>> start
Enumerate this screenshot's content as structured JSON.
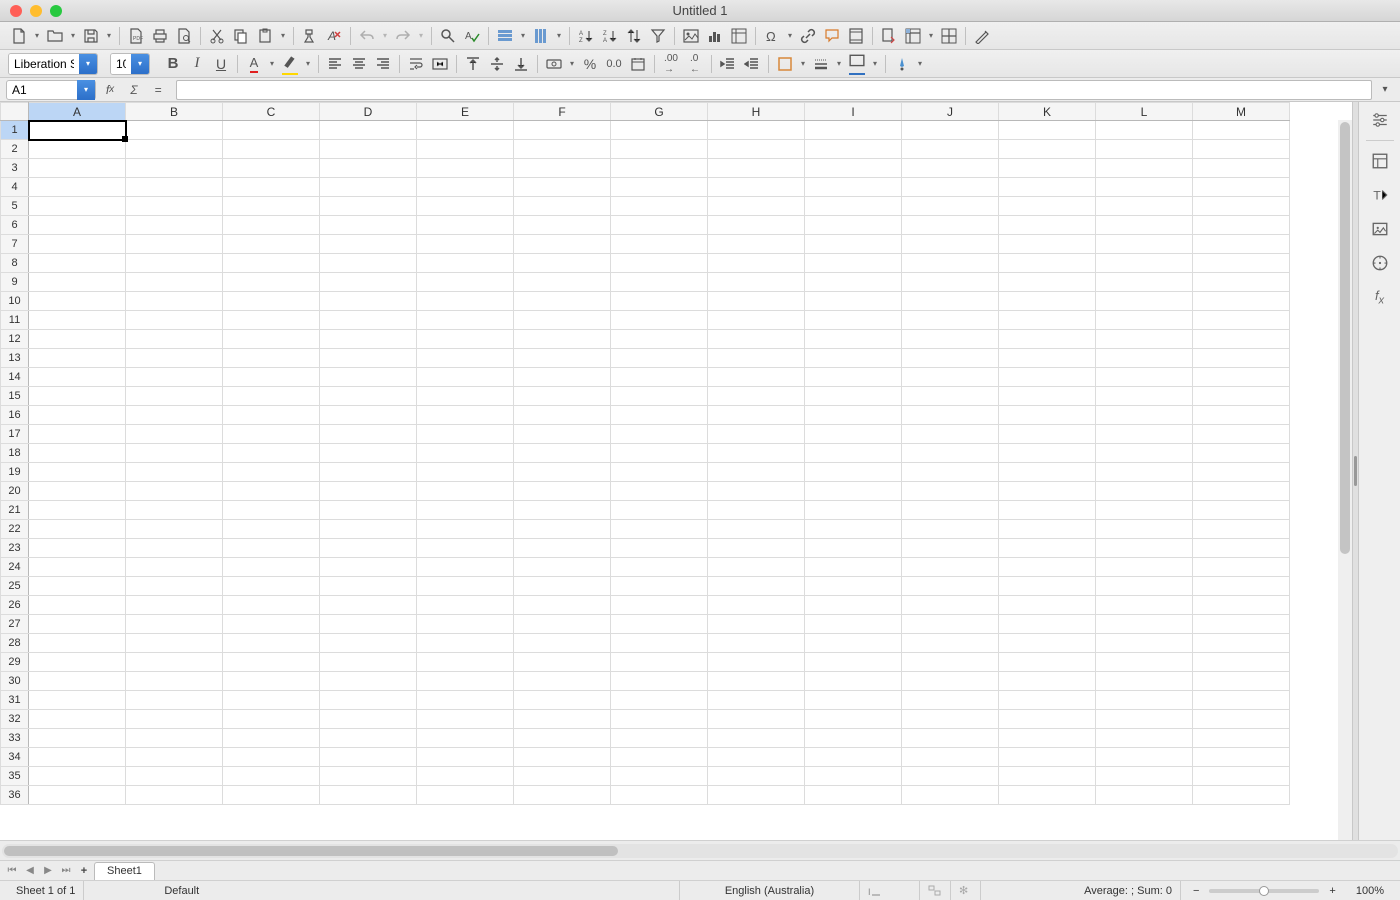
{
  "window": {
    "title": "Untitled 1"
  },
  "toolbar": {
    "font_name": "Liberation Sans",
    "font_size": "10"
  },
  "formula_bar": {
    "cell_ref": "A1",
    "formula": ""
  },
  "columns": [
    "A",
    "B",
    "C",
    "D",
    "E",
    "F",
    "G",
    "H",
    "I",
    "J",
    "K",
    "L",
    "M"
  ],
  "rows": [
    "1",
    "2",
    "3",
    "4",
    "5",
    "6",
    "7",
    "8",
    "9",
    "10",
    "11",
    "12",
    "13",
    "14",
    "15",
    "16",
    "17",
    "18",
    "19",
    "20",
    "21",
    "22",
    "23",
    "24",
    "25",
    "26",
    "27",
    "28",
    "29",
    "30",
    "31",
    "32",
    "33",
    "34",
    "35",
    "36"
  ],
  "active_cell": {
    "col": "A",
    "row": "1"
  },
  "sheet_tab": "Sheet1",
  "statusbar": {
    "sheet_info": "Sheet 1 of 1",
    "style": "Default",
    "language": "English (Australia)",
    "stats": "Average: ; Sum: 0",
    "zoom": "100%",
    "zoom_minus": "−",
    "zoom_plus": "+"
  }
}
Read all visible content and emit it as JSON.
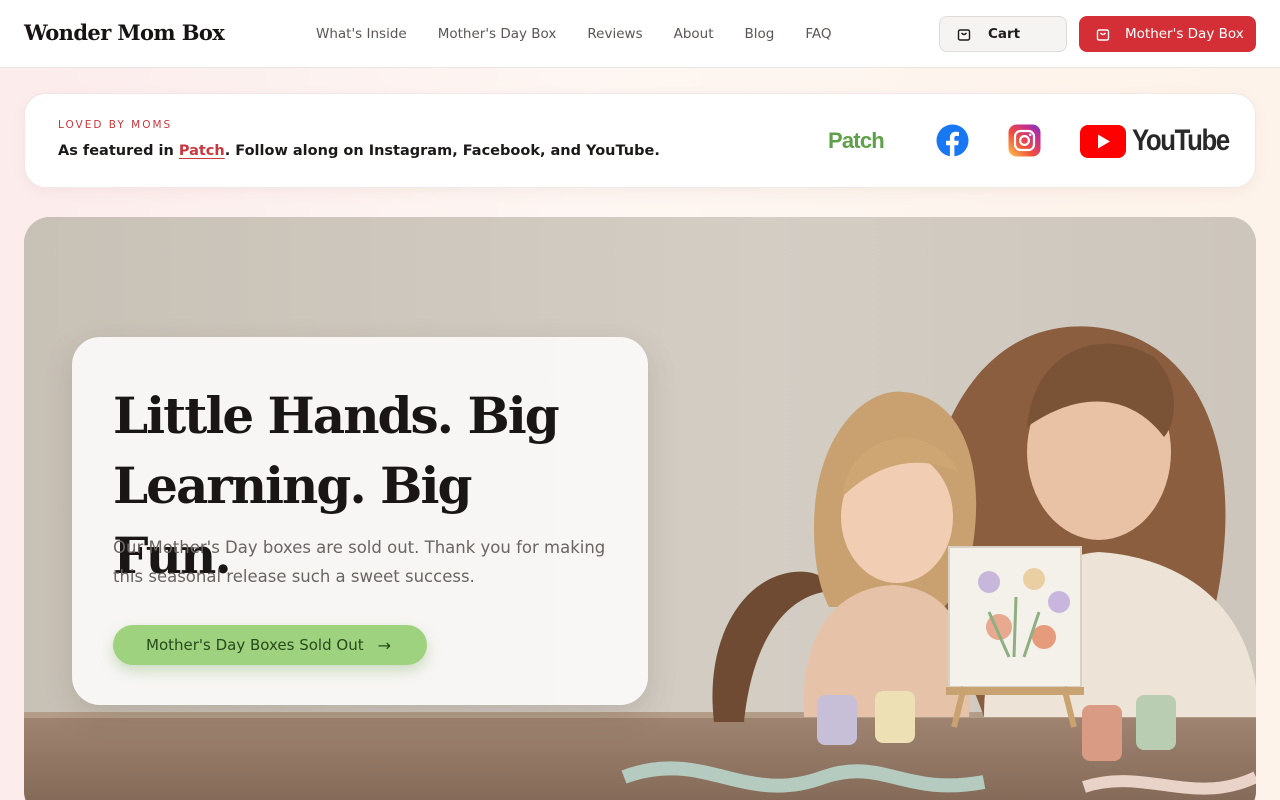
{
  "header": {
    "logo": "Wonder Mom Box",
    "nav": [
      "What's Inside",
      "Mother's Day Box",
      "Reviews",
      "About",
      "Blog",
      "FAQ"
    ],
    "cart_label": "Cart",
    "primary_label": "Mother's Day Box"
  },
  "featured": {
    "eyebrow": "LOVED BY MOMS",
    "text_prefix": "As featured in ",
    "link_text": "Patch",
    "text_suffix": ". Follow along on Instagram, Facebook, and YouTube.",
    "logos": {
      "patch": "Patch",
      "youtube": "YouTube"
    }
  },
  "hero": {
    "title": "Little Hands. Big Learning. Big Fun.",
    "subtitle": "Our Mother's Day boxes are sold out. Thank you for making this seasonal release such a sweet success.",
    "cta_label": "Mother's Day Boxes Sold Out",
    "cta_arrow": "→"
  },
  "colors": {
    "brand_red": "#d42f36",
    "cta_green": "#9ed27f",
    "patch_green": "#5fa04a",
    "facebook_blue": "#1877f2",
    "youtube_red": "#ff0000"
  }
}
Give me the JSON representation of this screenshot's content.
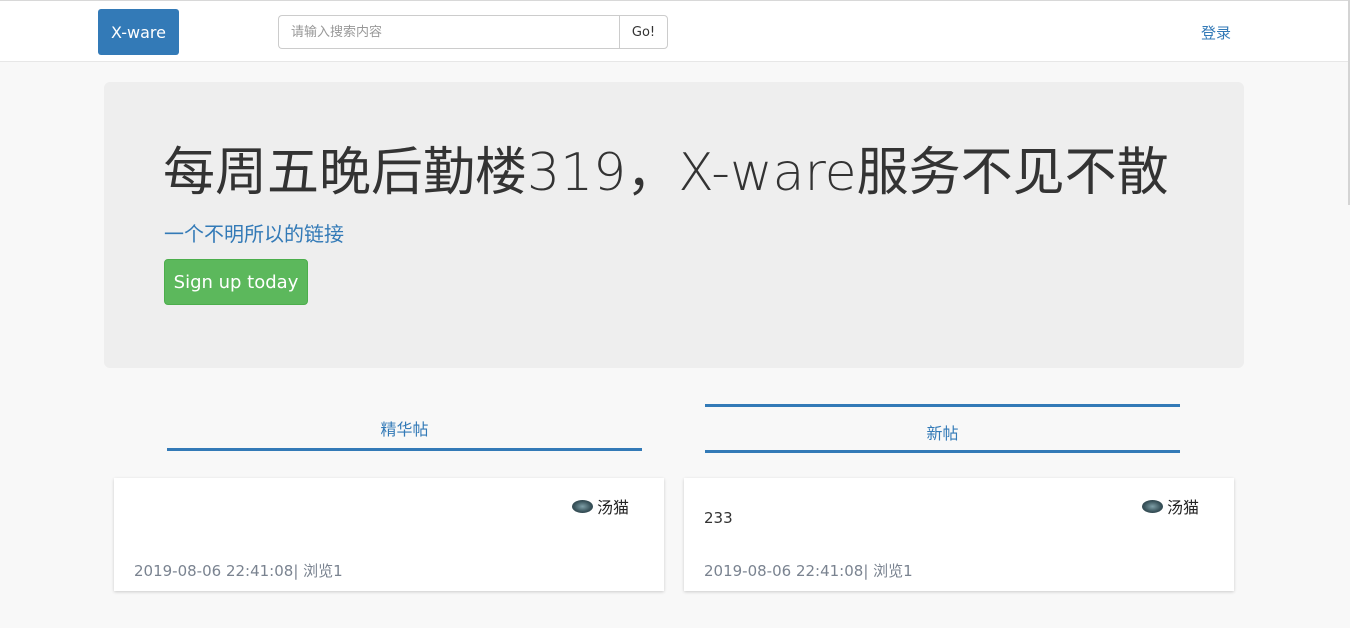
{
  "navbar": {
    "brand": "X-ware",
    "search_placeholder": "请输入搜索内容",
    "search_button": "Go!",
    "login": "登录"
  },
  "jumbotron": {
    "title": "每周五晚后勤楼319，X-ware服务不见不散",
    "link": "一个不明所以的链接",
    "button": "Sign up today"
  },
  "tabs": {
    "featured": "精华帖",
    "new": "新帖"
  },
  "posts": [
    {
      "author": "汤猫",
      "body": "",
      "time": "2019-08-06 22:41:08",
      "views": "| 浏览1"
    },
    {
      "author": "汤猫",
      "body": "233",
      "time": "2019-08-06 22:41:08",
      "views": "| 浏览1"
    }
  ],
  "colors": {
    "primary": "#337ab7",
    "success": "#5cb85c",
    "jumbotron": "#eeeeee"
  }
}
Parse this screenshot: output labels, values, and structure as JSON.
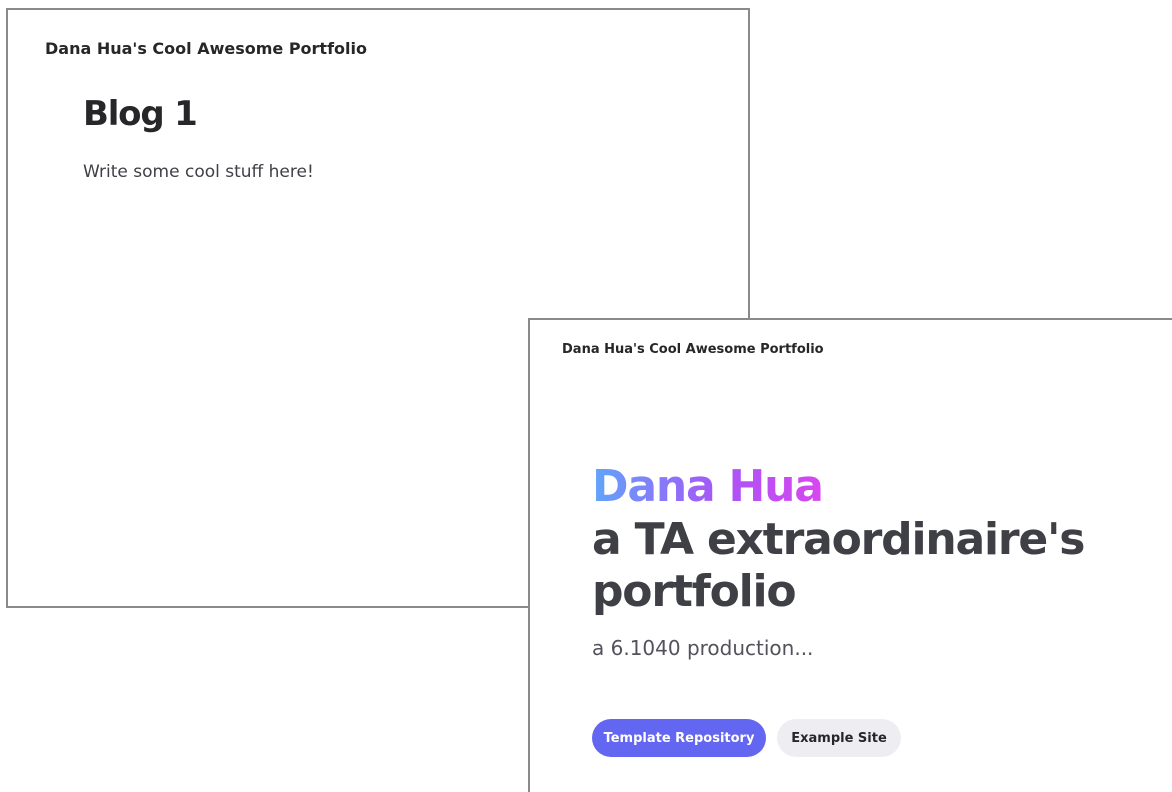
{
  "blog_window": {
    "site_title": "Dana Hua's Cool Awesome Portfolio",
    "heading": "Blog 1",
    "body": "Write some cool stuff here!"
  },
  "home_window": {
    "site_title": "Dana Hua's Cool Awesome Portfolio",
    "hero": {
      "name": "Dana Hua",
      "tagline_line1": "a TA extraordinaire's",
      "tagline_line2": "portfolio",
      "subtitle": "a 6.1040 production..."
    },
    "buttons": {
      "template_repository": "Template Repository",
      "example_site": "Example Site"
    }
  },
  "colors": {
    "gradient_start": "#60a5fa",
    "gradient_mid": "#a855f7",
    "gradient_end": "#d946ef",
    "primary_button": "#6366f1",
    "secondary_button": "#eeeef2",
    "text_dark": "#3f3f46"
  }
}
>> end
**Work to complete**: Leave out the pictures and transcribe the entries above exactly.

**Solution to the exercise**:
Enumerate this screenshot's content as structured JSON.
{
  "window": {
    "title": "Untitled 1"
  },
  "toolbar": {
    "font_name": "Liberation Sans",
    "font_size": "10"
  },
  "formula_bar": {
    "cell_ref": "A1",
    "formula": ""
  },
  "columns": [
    "A",
    "B",
    "C",
    "D",
    "E",
    "F",
    "G",
    "H",
    "I",
    "J",
    "K",
    "L",
    "M"
  ],
  "rows": [
    "1",
    "2",
    "3",
    "4",
    "5",
    "6",
    "7",
    "8",
    "9",
    "10",
    "11",
    "12",
    "13",
    "14",
    "15",
    "16",
    "17",
    "18",
    "19",
    "20",
    "21",
    "22",
    "23",
    "24",
    "25",
    "26",
    "27",
    "28",
    "29",
    "30",
    "31",
    "32",
    "33",
    "34",
    "35",
    "36"
  ],
  "active_cell": {
    "col": "A",
    "row": "1"
  },
  "sheet_tab": "Sheet1",
  "statusbar": {
    "sheet_info": "Sheet 1 of 1",
    "style": "Default",
    "language": "English (Australia)",
    "stats": "Average: ; Sum: 0",
    "zoom": "100%",
    "zoom_minus": "−",
    "zoom_plus": "+"
  }
}
Read all visible content and emit it as JSON.
{
  "header": {
    "logo": "Wonder Mom Box",
    "nav": [
      "What's Inside",
      "Mother's Day Box",
      "Reviews",
      "About",
      "Blog",
      "FAQ"
    ],
    "cart_label": "Cart",
    "primary_label": "Mother's Day Box"
  },
  "featured": {
    "eyebrow": "LOVED BY MOMS",
    "text_prefix": "As featured in ",
    "link_text": "Patch",
    "text_suffix": ". Follow along on Instagram, Facebook, and YouTube.",
    "logos": {
      "patch": "Patch",
      "youtube": "YouTube"
    }
  },
  "hero": {
    "title": "Little Hands. Big Learning. Big Fun.",
    "subtitle": "Our Mother's Day boxes are sold out. Thank you for making this seasonal release such a sweet success.",
    "cta_label": "Mother's Day Boxes Sold Out",
    "cta_arrow": "→"
  },
  "colors": {
    "brand_red": "#d42f36",
    "cta_green": "#9ed27f",
    "patch_green": "#5fa04a",
    "facebook_blue": "#1877f2",
    "youtube_red": "#ff0000"
  }
}
Give me the JSON representation of this screenshot's content.
{
  "navbar": {
    "brand": "X-ware",
    "search_placeholder": "请输入搜索内容",
    "search_button": "Go!",
    "login": "登录"
  },
  "jumbotron": {
    "title": "每周五晚后勤楼319，X-ware服务不见不散",
    "link": "一个不明所以的链接",
    "button": "Sign up today"
  },
  "tabs": {
    "featured": "精华帖",
    "new": "新帖"
  },
  "posts": [
    {
      "author": "汤猫",
      "body": "",
      "time": "2019-08-06 22:41:08",
      "views": "| 浏览1"
    },
    {
      "author": "汤猫",
      "body": "233",
      "time": "2019-08-06 22:41:08",
      "views": "| 浏览1"
    }
  ],
  "colors": {
    "primary": "#337ab7",
    "success": "#5cb85c",
    "jumbotron": "#eeeeee"
  }
}
Parse this screenshot: output labels, values, and structure as JSON.
{
  "blog_window": {
    "site_title": "Dana Hua's Cool Awesome Portfolio",
    "heading": "Blog 1",
    "body": "Write some cool stuff here!"
  },
  "home_window": {
    "site_title": "Dana Hua's Cool Awesome Portfolio",
    "hero": {
      "name": "Dana Hua",
      "tagline_line1": "a TA extraordinaire's",
      "tagline_line2": "portfolio",
      "subtitle": "a 6.1040 production..."
    },
    "buttons": {
      "template_repository": "Template Repository",
      "example_site": "Example Site"
    }
  },
  "colors": {
    "gradient_start": "#60a5fa",
    "gradient_mid": "#a855f7",
    "gradient_end": "#d946ef",
    "primary_button": "#6366f1",
    "secondary_button": "#eeeef2",
    "text_dark": "#3f3f46"
  }
}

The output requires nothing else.